— BEGIN Data records —
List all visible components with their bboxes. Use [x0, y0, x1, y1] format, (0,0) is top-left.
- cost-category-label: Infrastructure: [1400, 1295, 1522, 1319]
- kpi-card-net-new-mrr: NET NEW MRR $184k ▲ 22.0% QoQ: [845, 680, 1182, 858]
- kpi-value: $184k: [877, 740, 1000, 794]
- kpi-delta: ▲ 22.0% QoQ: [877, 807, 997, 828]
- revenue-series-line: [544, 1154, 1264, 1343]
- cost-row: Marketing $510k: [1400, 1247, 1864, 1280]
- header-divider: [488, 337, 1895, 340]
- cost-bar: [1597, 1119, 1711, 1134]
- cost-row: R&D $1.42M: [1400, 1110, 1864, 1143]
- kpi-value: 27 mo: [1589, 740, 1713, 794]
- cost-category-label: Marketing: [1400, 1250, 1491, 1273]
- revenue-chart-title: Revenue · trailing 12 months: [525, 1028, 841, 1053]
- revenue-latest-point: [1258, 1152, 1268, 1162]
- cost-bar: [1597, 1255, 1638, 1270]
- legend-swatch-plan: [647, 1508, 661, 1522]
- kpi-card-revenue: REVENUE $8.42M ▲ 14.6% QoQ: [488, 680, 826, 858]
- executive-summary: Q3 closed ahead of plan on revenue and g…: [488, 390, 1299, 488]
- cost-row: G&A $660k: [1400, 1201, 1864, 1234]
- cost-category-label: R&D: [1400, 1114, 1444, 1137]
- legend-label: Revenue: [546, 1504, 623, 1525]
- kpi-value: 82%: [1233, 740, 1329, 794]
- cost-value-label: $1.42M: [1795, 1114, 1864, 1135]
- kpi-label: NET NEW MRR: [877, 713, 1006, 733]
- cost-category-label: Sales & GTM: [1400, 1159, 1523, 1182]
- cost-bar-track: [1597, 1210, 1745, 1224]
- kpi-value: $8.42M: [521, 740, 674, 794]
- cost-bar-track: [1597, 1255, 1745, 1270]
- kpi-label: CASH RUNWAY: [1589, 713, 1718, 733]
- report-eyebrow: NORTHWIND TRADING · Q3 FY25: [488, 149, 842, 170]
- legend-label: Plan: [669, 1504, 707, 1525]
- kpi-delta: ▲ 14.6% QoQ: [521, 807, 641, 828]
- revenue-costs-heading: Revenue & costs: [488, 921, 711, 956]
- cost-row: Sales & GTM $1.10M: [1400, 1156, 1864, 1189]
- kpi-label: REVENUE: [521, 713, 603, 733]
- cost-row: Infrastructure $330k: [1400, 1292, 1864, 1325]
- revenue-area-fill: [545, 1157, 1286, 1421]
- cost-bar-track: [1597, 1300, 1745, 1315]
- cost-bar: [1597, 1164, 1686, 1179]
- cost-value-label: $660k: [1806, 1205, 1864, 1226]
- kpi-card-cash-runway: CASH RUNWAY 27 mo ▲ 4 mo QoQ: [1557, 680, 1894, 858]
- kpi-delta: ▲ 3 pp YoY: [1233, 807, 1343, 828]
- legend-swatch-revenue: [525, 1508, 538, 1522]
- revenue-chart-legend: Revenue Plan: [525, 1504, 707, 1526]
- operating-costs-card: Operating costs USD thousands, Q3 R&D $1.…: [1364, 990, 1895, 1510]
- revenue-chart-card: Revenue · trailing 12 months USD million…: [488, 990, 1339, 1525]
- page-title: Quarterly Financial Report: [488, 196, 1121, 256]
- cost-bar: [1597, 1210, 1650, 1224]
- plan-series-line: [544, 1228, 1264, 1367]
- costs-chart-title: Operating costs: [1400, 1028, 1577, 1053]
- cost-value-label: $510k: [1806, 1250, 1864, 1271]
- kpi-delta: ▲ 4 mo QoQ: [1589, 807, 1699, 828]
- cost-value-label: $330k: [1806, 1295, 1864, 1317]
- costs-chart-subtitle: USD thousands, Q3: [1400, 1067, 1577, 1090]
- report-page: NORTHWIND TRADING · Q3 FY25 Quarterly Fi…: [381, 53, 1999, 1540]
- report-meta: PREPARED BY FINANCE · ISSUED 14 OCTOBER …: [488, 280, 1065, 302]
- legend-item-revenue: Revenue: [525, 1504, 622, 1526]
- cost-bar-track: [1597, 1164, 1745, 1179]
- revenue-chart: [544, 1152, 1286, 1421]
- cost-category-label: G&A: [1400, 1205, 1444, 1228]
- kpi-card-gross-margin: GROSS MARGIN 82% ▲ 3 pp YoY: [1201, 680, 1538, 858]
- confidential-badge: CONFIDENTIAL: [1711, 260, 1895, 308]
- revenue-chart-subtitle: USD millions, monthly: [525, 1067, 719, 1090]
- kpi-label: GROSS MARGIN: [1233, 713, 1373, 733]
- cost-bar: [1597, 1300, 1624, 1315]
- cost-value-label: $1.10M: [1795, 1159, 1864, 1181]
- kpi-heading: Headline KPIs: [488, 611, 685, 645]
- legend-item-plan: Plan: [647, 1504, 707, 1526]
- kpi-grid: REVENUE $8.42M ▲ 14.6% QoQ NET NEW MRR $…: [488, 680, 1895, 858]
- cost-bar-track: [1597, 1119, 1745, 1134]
— END Data records —
# [What this task involves]
Copy the listing above line for line, with no changes.

# [Exercise result]
List all visible components with their bboxes. Use [x0, y0, x1, y1] format, (0,0) is top-left.
- cost-category-label: Infrastructure: [1400, 1295, 1522, 1319]
- kpi-card-net-new-mrr: NET NEW MRR $184k ▲ 22.0% QoQ: [845, 680, 1182, 858]
- kpi-value: $184k: [877, 740, 1000, 794]
- kpi-delta: ▲ 22.0% QoQ: [877, 807, 997, 828]
- revenue-series-line: [544, 1154, 1264, 1343]
- cost-row: Marketing $510k: [1400, 1247, 1864, 1280]
- header-divider: [488, 337, 1895, 340]
- cost-bar: [1597, 1119, 1711, 1134]
- cost-row: R&D $1.42M: [1400, 1110, 1864, 1143]
- kpi-value: 27 mo: [1589, 740, 1713, 794]
- cost-category-label: Marketing: [1400, 1250, 1491, 1273]
- revenue-chart-title: Revenue · trailing 12 months: [525, 1028, 841, 1053]
- revenue-latest-point: [1258, 1152, 1268, 1162]
- cost-bar: [1597, 1255, 1638, 1270]
- legend-swatch-plan: [647, 1508, 661, 1522]
- kpi-card-revenue: REVENUE $8.42M ▲ 14.6% QoQ: [488, 680, 826, 858]
- executive-summary: Q3 closed ahead of plan on revenue and g…: [488, 390, 1299, 488]
- cost-row: G&A $660k: [1400, 1201, 1864, 1234]
- cost-category-label: R&D: [1400, 1114, 1444, 1137]
- legend-label: Revenue: [546, 1504, 623, 1525]
- kpi-value: 82%: [1233, 740, 1329, 794]
- cost-value-label: $1.42M: [1795, 1114, 1864, 1135]
- kpi-label: NET NEW MRR: [877, 713, 1006, 733]
- cost-category-label: Sales & GTM: [1400, 1159, 1523, 1182]
- cost-bar-track: [1597, 1210, 1745, 1224]
- kpi-value: $8.42M: [521, 740, 674, 794]
- cost-bar-track: [1597, 1255, 1745, 1270]
- kpi-label: CASH RUNWAY: [1589, 713, 1718, 733]
- report-eyebrow: NORTHWIND TRADING · Q3 FY25: [488, 149, 842, 170]
- legend-label: Plan: [669, 1504, 707, 1525]
- kpi-delta: ▲ 14.6% QoQ: [521, 807, 641, 828]
- revenue-costs-heading: Revenue & costs: [488, 921, 711, 956]
- cost-row: Sales & GTM $1.10M: [1400, 1156, 1864, 1189]
- kpi-label: REVENUE: [521, 713, 603, 733]
- cost-row: Infrastructure $330k: [1400, 1292, 1864, 1325]
- revenue-area-fill: [545, 1157, 1286, 1421]
- cost-bar-track: [1597, 1300, 1745, 1315]
- cost-bar: [1597, 1164, 1686, 1179]
- cost-value-label: $660k: [1806, 1205, 1864, 1226]
- kpi-card-cash-runway: CASH RUNWAY 27 mo ▲ 4 mo QoQ: [1557, 680, 1894, 858]
- kpi-delta: ▲ 3 pp YoY: [1233, 807, 1343, 828]
- legend-swatch-revenue: [525, 1508, 538, 1522]
- revenue-chart-legend: Revenue Plan: [525, 1504, 707, 1526]
- operating-costs-card: Operating costs USD thousands, Q3 R&D $1.…: [1364, 990, 1895, 1510]
- revenue-chart-card: Revenue · trailing 12 months USD million…: [488, 990, 1339, 1525]
- page-title: Quarterly Financial Report: [488, 196, 1121, 256]
- cost-bar: [1597, 1210, 1650, 1224]
- plan-series-line: [544, 1228, 1264, 1367]
- costs-chart-title: Operating costs: [1400, 1028, 1577, 1053]
- cost-value-label: $510k: [1806, 1250, 1864, 1271]
- kpi-delta: ▲ 4 mo QoQ: [1589, 807, 1699, 828]
- cost-value-label: $330k: [1806, 1295, 1864, 1317]
- costs-chart-subtitle: USD thousands, Q3: [1400, 1067, 1577, 1090]
- report-page: NORTHWIND TRADING · Q3 FY25 Quarterly Fi…: [381, 53, 1999, 1540]
- report-meta: PREPARED BY FINANCE · ISSUED 14 OCTOBER …: [488, 280, 1065, 302]
- legend-item-revenue: Revenue: [525, 1504, 622, 1526]
- cost-bar-track: [1597, 1164, 1745, 1179]
- revenue-chart: [544, 1152, 1286, 1421]
- cost-category-label: G&A: [1400, 1205, 1444, 1228]
- kpi-card-gross-margin: GROSS MARGIN 82% ▲ 3 pp YoY: [1201, 680, 1538, 858]
- confidential-badge: CONFIDENTIAL: [1711, 260, 1895, 308]
- revenue-chart-subtitle: USD millions, monthly: [525, 1067, 719, 1090]
- kpi-label: GROSS MARGIN: [1233, 713, 1373, 733]
- cost-bar: [1597, 1300, 1624, 1315]
- cost-value-label: $1.10M: [1795, 1159, 1864, 1181]
- kpi-heading: Headline KPIs: [488, 611, 685, 645]
- legend-item-plan: Plan: [647, 1504, 707, 1526]
- kpi-grid: REVENUE $8.42M ▲ 14.6% QoQ NET NEW MRR $…: [488, 680, 1895, 858]
- cost-bar-track: [1597, 1119, 1745, 1134]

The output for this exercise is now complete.